**Given instruction**
Write the listing out again, all of it, word for word.

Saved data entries

....

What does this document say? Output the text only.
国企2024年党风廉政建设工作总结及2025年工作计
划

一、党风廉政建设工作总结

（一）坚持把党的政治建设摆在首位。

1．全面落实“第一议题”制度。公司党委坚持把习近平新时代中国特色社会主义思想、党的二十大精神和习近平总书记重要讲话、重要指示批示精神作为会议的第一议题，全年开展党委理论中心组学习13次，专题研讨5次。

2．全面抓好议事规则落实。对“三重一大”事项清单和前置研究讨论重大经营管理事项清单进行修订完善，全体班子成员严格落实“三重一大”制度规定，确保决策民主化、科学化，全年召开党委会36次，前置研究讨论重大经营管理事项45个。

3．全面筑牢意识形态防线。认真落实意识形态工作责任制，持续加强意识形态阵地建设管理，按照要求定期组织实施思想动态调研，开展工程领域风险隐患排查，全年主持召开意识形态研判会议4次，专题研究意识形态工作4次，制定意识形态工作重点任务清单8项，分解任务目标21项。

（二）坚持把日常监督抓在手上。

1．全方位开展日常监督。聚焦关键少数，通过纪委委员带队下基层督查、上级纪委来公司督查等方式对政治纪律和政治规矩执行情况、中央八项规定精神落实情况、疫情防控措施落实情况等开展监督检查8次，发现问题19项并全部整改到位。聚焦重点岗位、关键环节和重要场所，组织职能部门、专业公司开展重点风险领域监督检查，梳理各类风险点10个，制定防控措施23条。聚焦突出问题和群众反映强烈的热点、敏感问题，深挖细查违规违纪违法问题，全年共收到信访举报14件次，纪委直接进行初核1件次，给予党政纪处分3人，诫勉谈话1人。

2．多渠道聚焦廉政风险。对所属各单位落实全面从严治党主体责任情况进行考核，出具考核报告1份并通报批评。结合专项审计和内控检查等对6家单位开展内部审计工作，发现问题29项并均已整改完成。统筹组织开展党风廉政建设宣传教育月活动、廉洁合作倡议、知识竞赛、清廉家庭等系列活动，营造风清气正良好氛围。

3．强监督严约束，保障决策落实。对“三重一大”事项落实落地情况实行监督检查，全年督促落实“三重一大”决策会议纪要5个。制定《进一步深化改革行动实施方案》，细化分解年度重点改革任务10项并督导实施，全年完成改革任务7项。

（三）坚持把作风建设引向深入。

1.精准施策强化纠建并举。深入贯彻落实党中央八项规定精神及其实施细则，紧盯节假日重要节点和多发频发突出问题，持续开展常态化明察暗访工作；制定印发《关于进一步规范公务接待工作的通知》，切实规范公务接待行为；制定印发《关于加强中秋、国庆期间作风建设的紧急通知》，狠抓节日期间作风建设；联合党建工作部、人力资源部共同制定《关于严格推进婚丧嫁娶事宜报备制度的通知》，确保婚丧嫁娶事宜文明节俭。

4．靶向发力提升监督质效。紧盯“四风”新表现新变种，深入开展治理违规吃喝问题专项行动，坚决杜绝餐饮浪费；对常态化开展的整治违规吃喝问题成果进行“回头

....

**Completed task**
What does this document say? Output the text only.
国企2024年党风廉政建设工作总结及2025年工作计
划

一、党风廉政建设工作总结

（一）坚持把党的政治建设摆在首位。

1．全面落实“第一议题”制度。公司党委坚持把习近平新时代中国特色社会主义思想、党的二十大精神和习近平总书记重要讲话、重要指示批示精神作为会议的第一议题，全年开展党委理论中心组学习13次，专题研讨5次。

2．全面抓好议事规则落实。对“三重一大”事项清单和前置研究讨论重大经营管理事项清单进行修订完善，全体班子成员严格落实“三重一大”制度规定，确保决策民主化、科学化，全年召开党委会36次，前置研究讨论重大经营管理事项45个。

3．全面筑牢意识形态防线。认真落实意识形态工作责任制，持续加强意识形态阵地建设管理，按照要求定期组织实施思想动态调研，开展工程领域风险隐患排查，全年主持召开意识形态研判会议4次，专题研究意识形态工作4次，制定意识形态工作重点任务清单8项，分解任务目标21项。

（二）坚持把日常监督抓在手上。

1．全方位开展日常监督。聚焦关键少数，通过纪委委员带队下基层督查、上级纪委来公司督查等方式对政治纪律和政治规矩执行情况、中央八项规定精神落实情况、疫情防控措施落实情况等开展监督检查8次，发现问题19项并全部整改到位。聚焦重点岗位、关键环节和重要场所，组织职能部门、专业公司开展重点风险领域监督检查，梳理各类风险点10个，制定防控措施23条。聚焦突出问题和群众反映强烈的热点、敏感问题，深挖细查违规违纪违法问题，全年共收到信访举报14件次，纪委直接进行初核1件次，给予党政纪处分3人，诫勉谈话1人。

2．多渠道聚焦廉政风险。对所属各单位落实全面从严治党主体责任情况进行考核，出具考核报告1份并通报批评。结合专项审计和内控检查等对6家单位开展内部审计工作，发现问题29项并均已整改完成。统筹组织开展党风廉政建设宣传教育月活动、廉洁合作倡议、知识竞赛、清廉家庭等系列活动，营造风清气正良好氛围。

3．强监督严约束，保障决策落实。对“三重一大”事项落实落地情况实行监督检查，全年督促落实“三重一大”决策会议纪要5个。制定《进一步深化改革行动实施方案》，细化分解年度重点改革任务10项并督导实施，全年完成改革任务7项。

（三）坚持把作风建设引向深入。

1.精准施策强化纠建并举。深入贯彻落实党中央八项规定精神及其实施细则，紧盯节假日重要节点和多发频发突出问题，持续开展常态化明察暗访工作；制定印发《关于进一步规范公务接待工作的通知》，切实规范公务接待行为；制定印发《关于加强中秋、国庆期间作风建设的紧急通知》，狠抓节日期间作风建设；联合党建工作部、人力资源部共同制定《关于严格推进婚丧嫁娶事宜报备制度的通知》，确保婚丧嫁娶事宜文明节俭。

4．靶向发力提升监督质效。紧盯“四风”新表现新变种，深入开展治理违规吃喝问题专项行动，坚决杜绝餐饮浪费；对常态化开展的整治违规吃喝问题成果进行“回头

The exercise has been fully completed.